__Data provided__.
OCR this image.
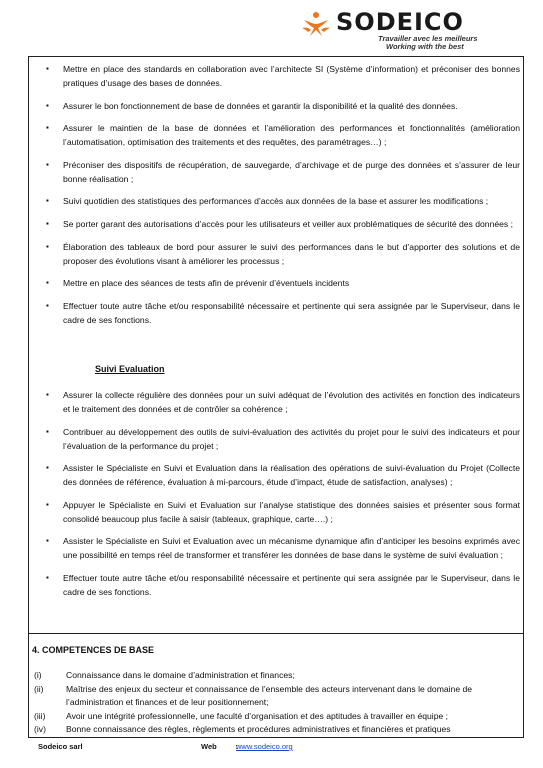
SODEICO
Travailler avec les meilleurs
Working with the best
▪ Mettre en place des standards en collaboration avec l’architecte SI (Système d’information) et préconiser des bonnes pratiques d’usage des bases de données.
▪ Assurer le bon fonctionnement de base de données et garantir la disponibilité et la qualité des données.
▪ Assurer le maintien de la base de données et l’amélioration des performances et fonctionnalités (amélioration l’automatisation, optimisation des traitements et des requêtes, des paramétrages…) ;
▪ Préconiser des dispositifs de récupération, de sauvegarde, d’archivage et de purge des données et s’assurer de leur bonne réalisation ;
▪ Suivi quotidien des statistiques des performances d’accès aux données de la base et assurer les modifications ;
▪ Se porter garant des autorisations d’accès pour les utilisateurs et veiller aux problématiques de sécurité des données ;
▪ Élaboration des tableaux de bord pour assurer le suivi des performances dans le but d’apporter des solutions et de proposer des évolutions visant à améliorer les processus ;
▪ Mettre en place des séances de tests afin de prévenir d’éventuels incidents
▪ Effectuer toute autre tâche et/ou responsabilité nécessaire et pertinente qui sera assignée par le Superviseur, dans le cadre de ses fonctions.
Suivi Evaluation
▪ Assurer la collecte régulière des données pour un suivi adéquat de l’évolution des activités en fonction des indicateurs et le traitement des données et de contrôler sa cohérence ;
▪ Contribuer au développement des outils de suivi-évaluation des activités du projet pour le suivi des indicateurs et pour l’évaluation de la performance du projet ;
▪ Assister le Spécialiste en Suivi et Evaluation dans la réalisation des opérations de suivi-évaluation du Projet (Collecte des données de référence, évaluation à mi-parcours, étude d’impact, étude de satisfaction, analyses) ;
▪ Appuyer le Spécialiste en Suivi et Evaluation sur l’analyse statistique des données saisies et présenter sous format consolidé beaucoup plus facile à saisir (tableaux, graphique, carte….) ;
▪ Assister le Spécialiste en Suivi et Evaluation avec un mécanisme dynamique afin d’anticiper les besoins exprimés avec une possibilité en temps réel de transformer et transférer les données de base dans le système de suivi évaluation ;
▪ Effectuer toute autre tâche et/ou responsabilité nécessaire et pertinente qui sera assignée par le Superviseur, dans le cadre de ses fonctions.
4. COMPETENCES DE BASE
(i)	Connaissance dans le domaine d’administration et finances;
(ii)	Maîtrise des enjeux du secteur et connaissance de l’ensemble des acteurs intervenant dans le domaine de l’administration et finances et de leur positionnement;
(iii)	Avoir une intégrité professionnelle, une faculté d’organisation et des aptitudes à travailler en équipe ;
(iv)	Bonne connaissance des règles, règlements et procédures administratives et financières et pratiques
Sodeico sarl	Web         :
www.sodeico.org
--
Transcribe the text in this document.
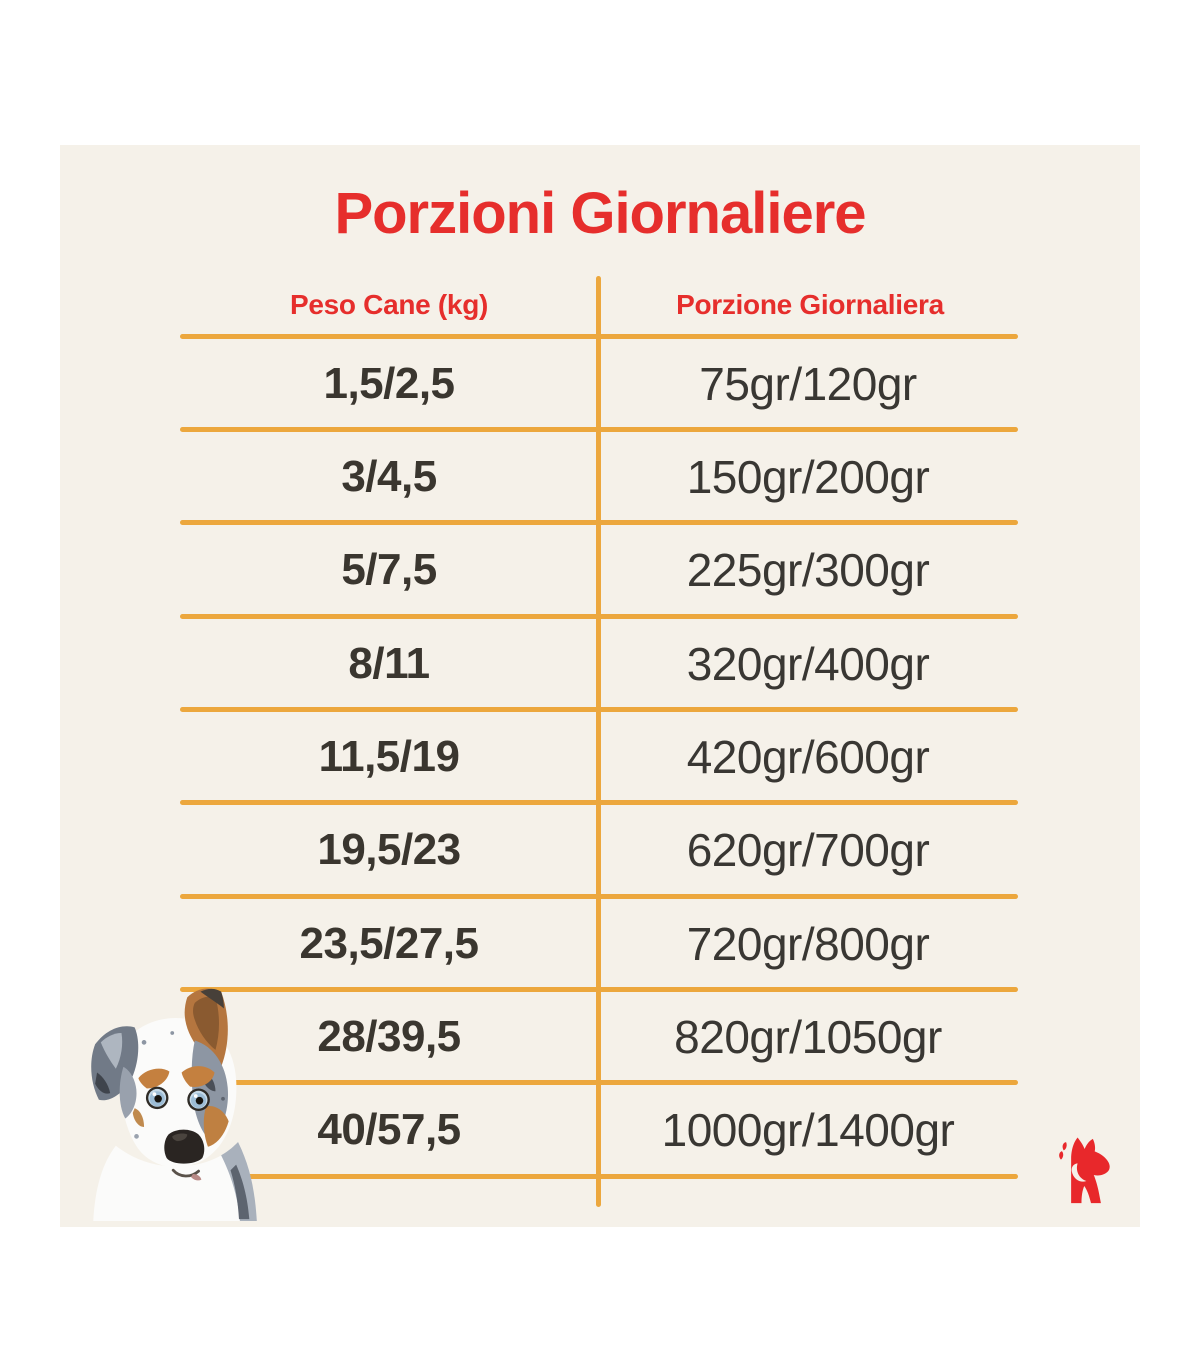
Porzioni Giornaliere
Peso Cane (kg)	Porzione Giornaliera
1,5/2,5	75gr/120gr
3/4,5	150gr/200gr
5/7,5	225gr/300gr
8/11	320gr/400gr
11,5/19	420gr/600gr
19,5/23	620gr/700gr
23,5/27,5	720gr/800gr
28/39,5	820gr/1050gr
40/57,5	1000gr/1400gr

__Problem description__. From the listing above, copy every line that includes the word "domaine".

__Task result__.
(i)	Connaissance dans le domaine d’administration et finances;
(ii)	Maîtrise des enjeux du secteur et connaissance de l’ensemble des acteurs intervenant dans le domaine de l’administration et finances et de leur positionnement;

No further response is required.